Task details:
Of the lines below, copy those that hold the word "Eduardo".

Records excerpted from a collection:
★ ★ ★ ★

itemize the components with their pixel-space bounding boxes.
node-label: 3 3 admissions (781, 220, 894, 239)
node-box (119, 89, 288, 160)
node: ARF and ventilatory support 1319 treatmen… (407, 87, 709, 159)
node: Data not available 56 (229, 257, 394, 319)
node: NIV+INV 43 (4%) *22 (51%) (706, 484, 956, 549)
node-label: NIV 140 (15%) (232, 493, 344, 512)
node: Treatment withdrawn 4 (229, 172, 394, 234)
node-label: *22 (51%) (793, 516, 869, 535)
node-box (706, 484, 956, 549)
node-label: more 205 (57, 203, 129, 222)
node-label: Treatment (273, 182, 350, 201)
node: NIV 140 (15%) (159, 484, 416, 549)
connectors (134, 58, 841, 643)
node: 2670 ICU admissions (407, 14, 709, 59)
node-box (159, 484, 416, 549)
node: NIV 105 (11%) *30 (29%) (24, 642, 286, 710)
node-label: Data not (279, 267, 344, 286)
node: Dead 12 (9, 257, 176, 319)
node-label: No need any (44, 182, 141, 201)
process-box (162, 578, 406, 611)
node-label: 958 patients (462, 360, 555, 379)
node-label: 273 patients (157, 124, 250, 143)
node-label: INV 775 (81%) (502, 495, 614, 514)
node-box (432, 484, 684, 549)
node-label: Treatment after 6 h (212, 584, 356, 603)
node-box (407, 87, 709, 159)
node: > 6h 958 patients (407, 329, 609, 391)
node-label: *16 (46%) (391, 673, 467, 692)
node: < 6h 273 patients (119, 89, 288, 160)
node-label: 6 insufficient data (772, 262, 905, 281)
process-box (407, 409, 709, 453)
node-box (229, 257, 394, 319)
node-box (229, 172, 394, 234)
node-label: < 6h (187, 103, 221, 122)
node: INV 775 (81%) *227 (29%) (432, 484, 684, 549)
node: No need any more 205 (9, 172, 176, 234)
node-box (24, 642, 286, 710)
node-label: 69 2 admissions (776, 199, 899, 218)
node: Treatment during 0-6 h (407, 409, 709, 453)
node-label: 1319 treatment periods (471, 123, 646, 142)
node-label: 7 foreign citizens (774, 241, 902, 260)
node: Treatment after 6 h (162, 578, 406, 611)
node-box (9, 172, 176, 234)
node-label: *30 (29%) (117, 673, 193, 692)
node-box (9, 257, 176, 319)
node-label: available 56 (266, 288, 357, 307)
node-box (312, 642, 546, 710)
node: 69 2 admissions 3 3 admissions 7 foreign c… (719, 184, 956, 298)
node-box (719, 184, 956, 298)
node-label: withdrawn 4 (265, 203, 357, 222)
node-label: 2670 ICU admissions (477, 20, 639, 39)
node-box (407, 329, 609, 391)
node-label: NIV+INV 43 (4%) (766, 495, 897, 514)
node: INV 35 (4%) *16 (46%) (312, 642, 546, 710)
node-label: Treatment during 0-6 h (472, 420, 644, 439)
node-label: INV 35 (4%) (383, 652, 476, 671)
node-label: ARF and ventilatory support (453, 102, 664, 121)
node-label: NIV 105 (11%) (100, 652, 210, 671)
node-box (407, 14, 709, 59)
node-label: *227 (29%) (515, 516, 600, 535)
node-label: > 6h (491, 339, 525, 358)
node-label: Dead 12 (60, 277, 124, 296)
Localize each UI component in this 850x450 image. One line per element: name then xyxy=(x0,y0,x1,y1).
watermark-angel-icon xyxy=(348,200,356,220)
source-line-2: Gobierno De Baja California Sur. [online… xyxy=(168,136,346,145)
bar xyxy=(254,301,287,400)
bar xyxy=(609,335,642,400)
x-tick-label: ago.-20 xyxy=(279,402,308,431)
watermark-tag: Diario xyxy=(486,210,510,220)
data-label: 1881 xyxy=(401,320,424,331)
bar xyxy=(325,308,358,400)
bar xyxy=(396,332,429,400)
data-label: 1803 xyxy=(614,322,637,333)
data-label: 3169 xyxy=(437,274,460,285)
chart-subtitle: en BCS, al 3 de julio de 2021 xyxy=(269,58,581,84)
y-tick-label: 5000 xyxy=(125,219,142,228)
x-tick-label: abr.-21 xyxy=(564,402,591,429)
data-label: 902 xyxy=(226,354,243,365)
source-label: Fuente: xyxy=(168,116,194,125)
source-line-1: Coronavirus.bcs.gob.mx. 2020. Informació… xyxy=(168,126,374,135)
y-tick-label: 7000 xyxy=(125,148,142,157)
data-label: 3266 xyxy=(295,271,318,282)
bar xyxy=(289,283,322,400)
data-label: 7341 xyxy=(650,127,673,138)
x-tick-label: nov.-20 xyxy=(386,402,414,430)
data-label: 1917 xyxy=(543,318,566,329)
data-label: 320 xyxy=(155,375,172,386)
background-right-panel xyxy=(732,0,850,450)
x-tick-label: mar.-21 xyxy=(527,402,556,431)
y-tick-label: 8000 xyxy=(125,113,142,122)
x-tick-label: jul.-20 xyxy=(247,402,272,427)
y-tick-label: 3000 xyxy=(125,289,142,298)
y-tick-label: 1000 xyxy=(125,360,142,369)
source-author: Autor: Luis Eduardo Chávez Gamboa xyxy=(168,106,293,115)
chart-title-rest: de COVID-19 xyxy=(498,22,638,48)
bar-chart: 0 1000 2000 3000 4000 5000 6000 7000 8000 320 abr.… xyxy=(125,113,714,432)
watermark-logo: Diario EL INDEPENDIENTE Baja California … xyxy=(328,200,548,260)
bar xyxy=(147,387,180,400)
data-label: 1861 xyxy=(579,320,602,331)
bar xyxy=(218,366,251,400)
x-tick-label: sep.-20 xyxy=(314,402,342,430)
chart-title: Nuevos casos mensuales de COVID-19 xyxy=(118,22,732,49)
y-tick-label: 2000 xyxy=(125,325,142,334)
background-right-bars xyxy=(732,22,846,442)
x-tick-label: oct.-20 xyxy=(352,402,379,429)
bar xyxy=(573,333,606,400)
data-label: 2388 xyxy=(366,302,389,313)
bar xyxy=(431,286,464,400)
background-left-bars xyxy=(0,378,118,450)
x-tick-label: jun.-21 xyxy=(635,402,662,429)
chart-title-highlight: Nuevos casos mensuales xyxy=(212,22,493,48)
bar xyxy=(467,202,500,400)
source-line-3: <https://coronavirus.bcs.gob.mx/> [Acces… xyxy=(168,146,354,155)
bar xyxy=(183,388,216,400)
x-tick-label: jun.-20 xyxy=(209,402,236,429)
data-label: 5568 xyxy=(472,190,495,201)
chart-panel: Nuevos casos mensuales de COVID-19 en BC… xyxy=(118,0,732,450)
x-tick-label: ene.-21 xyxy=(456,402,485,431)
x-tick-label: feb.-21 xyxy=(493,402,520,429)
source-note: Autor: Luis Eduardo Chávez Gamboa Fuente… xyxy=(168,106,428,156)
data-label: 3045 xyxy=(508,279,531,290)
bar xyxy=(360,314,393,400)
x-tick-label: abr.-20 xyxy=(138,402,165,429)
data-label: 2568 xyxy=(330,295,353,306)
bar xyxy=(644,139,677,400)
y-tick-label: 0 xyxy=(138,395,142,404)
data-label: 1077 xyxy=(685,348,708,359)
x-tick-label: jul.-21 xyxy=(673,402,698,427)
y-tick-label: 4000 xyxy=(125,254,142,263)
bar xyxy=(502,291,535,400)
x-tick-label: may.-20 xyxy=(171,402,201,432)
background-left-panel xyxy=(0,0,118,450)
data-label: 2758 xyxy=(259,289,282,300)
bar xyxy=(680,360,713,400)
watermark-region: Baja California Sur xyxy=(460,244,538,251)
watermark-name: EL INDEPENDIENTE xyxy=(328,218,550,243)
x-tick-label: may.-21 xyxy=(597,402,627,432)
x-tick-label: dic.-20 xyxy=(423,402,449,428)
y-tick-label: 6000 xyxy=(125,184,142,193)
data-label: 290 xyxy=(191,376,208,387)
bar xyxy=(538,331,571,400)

★ ★ ★ ★

Answer to the exercise:
source-author: Autor: Luis Eduardo Chávez Gamboa xyxy=(168,106,293,115)
source-note: Autor: Luis Eduardo Chávez Gamboa Fuente… xyxy=(168,106,428,156)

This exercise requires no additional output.